Exercise directions: Search the data for the word "nemovitosti" and copy every line where it occurs.
══════════
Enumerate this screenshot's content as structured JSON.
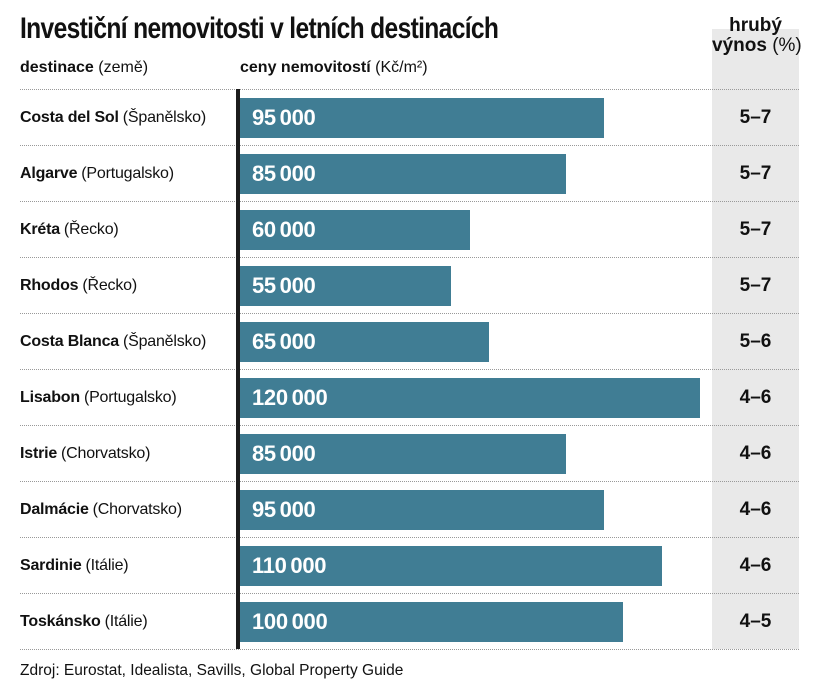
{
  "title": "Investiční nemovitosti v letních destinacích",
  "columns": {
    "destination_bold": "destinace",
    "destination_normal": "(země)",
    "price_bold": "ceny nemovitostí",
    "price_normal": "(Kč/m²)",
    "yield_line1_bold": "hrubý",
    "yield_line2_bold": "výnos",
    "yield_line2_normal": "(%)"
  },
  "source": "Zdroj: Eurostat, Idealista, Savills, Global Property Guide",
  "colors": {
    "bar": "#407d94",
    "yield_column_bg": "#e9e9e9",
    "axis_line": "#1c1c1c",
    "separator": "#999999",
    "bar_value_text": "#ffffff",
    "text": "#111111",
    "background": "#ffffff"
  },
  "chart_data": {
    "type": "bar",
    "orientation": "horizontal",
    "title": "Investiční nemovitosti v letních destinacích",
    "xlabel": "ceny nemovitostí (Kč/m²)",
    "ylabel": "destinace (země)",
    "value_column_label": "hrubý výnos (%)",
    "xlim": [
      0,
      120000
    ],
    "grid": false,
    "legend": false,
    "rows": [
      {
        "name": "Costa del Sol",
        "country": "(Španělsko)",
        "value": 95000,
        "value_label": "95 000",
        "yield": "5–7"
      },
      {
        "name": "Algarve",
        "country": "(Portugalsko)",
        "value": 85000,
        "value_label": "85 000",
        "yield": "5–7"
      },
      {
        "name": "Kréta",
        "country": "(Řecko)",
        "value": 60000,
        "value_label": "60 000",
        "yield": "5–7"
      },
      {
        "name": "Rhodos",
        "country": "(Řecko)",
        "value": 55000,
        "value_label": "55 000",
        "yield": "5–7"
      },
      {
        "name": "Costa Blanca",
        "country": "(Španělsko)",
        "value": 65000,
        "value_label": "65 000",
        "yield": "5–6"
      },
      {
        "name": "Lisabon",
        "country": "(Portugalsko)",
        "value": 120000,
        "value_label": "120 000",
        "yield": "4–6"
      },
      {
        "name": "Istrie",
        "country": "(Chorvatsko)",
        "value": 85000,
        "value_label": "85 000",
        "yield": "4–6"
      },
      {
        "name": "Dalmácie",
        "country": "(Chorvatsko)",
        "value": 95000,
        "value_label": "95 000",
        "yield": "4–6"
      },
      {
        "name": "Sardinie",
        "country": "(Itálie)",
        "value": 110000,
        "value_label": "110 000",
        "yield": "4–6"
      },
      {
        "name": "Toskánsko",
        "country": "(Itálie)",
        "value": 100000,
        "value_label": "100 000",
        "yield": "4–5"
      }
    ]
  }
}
══════════
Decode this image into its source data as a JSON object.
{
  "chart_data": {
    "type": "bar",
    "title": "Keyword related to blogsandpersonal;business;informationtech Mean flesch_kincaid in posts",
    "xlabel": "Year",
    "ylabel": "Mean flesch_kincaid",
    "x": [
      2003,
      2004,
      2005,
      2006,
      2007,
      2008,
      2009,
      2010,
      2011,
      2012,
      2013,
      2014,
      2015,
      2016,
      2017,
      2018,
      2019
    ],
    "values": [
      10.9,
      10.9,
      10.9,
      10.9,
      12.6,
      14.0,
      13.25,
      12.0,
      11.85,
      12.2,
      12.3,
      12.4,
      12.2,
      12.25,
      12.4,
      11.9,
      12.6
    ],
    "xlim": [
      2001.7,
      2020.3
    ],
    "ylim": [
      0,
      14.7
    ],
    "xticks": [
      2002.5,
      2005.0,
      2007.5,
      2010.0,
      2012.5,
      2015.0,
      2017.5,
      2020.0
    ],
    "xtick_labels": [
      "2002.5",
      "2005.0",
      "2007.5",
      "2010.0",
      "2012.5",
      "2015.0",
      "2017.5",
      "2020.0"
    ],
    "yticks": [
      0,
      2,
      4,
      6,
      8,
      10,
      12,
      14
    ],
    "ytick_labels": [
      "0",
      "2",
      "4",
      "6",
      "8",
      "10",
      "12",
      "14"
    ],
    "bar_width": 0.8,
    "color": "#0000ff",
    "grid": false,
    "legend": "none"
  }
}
══════════
Task response:
  "title": "Investiční nemovitosti v letních destinacích",
    "title": "Investiční nemovitosti v letních destinacích",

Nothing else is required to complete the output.